Rows from a figure dataset
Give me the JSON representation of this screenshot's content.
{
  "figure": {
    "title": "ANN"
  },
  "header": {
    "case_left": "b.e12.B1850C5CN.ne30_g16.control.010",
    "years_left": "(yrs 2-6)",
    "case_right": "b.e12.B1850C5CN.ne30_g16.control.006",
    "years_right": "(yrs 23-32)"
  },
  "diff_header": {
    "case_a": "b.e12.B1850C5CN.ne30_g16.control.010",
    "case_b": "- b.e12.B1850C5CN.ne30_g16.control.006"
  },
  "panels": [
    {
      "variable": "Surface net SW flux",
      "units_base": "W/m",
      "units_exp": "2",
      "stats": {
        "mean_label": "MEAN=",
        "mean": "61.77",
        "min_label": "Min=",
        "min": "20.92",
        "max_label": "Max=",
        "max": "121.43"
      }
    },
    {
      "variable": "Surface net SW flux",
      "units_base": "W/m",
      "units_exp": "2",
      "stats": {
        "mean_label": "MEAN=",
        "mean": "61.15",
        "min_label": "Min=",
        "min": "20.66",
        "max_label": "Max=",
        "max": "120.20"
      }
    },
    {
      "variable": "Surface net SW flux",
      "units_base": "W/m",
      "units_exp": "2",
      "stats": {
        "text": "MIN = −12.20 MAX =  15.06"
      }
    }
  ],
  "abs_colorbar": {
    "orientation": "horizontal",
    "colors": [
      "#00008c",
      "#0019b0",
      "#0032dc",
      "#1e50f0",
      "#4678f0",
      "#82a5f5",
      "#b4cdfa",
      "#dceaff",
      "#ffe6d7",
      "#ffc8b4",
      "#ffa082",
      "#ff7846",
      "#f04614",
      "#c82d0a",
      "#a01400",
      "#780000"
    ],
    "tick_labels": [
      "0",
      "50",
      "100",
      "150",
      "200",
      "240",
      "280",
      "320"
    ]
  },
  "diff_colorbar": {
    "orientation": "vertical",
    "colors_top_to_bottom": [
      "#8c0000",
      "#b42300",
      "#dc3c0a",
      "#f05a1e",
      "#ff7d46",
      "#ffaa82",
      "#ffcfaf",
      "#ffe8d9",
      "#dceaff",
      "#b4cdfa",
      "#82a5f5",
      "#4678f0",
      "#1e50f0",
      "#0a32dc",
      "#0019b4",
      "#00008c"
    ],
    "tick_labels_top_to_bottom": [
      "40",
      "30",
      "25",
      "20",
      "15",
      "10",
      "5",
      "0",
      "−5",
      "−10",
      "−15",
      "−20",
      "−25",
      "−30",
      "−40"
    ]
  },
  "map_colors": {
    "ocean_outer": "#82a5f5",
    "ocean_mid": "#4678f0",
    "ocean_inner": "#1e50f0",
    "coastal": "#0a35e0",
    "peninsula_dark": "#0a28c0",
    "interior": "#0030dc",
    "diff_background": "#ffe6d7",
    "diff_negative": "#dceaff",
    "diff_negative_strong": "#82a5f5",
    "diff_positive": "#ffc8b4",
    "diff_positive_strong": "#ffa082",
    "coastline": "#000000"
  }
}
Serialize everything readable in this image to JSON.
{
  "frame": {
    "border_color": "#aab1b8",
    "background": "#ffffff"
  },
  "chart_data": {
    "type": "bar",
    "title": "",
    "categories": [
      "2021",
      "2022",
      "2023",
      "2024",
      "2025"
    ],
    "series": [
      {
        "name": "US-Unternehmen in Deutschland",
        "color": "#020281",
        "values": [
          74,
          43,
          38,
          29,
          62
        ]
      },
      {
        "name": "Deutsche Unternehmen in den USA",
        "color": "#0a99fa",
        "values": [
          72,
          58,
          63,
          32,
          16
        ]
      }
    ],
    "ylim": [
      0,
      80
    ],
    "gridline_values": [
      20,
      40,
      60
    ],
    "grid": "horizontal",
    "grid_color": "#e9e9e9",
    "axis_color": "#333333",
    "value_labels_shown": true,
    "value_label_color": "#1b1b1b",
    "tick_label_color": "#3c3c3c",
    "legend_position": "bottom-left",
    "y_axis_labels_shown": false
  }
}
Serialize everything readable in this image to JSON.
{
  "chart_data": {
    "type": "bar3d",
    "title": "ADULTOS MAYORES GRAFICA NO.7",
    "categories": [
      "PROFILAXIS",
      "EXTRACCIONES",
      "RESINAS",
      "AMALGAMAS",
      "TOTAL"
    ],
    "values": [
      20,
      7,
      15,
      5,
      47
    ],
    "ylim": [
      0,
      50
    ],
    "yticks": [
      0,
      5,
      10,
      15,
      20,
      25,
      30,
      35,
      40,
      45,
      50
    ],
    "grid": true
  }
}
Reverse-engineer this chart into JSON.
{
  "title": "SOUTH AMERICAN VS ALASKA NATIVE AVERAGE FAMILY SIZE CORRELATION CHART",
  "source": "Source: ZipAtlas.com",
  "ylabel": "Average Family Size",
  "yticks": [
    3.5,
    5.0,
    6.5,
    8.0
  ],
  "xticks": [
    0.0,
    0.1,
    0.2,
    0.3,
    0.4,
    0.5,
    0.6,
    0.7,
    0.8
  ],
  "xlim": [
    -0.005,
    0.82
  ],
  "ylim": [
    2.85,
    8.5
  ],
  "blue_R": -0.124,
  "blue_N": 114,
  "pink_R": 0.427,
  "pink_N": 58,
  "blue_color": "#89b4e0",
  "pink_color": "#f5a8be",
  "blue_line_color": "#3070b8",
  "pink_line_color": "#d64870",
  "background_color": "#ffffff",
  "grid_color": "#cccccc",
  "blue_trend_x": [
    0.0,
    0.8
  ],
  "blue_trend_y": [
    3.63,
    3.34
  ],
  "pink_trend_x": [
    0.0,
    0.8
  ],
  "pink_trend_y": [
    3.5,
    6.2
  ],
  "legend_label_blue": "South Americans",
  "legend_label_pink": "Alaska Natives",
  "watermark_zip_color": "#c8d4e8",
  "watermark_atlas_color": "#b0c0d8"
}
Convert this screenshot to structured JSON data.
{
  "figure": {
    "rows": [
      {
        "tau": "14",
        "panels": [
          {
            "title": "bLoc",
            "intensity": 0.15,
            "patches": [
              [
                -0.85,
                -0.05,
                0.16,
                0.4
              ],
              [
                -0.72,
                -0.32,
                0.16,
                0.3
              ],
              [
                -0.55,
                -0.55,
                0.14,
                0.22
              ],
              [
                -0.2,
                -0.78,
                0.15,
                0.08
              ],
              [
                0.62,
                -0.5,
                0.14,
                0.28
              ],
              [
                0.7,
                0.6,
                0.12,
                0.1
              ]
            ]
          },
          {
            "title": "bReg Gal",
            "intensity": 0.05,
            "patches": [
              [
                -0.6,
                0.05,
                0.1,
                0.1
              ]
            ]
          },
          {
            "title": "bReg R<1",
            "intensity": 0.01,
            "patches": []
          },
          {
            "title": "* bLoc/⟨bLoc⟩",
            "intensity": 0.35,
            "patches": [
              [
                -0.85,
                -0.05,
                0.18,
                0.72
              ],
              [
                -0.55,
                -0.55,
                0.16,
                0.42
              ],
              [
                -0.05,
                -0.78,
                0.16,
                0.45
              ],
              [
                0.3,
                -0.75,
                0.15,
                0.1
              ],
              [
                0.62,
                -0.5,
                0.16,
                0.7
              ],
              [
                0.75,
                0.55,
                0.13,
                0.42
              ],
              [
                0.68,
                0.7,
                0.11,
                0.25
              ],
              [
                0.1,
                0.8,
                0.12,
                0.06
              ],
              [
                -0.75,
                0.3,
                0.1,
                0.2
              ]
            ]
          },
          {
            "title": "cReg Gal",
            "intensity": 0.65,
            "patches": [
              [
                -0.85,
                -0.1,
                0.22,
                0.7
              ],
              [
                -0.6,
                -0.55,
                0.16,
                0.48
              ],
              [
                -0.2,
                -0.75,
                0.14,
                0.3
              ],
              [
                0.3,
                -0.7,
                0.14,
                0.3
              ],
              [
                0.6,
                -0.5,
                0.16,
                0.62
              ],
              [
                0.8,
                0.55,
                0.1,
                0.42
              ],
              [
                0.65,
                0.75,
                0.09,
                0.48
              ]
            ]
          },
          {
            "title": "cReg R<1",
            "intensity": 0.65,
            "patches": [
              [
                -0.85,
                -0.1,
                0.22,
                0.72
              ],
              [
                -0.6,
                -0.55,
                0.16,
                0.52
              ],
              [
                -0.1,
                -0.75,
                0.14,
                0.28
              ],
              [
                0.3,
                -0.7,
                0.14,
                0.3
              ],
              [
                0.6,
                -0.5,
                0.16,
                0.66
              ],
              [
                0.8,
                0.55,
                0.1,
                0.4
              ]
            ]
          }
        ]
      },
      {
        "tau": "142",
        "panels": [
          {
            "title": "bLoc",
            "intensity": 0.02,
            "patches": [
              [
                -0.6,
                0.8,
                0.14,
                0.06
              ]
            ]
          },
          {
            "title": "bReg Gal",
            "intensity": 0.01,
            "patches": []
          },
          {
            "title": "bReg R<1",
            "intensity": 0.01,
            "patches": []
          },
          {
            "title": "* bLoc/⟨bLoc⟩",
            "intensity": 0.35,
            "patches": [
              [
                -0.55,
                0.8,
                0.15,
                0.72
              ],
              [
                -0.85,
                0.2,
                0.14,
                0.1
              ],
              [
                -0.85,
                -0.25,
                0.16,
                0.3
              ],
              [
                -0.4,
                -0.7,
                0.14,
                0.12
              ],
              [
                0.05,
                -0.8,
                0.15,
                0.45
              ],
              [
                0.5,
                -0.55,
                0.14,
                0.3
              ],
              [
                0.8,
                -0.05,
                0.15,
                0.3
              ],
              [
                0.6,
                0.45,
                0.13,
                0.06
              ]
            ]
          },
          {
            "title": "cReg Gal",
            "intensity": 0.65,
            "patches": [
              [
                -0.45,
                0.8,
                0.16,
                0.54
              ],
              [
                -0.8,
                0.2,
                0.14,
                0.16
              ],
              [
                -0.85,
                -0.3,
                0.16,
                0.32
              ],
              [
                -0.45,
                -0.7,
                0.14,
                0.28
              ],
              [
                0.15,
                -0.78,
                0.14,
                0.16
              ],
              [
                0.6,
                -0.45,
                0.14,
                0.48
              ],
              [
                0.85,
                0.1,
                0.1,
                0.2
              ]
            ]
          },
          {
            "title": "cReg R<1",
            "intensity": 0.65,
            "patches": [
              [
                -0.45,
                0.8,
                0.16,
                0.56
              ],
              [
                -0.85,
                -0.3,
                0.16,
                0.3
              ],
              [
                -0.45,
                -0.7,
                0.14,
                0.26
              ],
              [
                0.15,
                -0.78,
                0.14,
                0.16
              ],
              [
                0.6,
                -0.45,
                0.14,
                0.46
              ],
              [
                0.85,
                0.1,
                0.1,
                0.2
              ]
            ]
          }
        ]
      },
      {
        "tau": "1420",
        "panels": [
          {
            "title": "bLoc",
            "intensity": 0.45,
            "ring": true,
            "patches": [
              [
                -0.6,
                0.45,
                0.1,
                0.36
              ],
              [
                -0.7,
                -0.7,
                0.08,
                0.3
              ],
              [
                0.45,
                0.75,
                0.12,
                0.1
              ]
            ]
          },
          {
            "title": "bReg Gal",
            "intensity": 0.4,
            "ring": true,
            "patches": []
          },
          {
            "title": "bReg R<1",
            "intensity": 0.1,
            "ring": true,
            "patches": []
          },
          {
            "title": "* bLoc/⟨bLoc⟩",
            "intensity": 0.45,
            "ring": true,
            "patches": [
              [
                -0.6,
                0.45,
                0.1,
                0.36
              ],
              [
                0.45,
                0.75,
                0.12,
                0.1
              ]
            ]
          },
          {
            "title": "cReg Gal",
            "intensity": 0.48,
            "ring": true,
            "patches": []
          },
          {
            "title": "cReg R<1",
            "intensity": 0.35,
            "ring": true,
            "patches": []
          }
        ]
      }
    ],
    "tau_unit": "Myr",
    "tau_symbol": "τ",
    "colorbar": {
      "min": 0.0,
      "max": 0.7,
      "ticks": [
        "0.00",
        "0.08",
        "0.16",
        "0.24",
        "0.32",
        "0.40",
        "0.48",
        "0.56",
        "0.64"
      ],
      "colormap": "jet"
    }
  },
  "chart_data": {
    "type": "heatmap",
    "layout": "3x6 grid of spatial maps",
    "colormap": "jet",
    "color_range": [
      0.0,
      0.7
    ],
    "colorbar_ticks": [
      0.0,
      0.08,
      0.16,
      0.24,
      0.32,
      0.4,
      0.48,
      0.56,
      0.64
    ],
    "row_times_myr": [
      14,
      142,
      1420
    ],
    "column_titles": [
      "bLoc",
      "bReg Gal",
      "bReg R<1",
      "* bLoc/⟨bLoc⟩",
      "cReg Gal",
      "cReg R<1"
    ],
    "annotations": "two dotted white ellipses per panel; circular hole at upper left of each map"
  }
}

> **What is asked**:
In the listing above, find the lines holding the word "name" and copy them.

> **Complete response**:
        "name": "US-Unternehmen in Deutschland",
        "name": "Deutsche Unternehmen in den USA",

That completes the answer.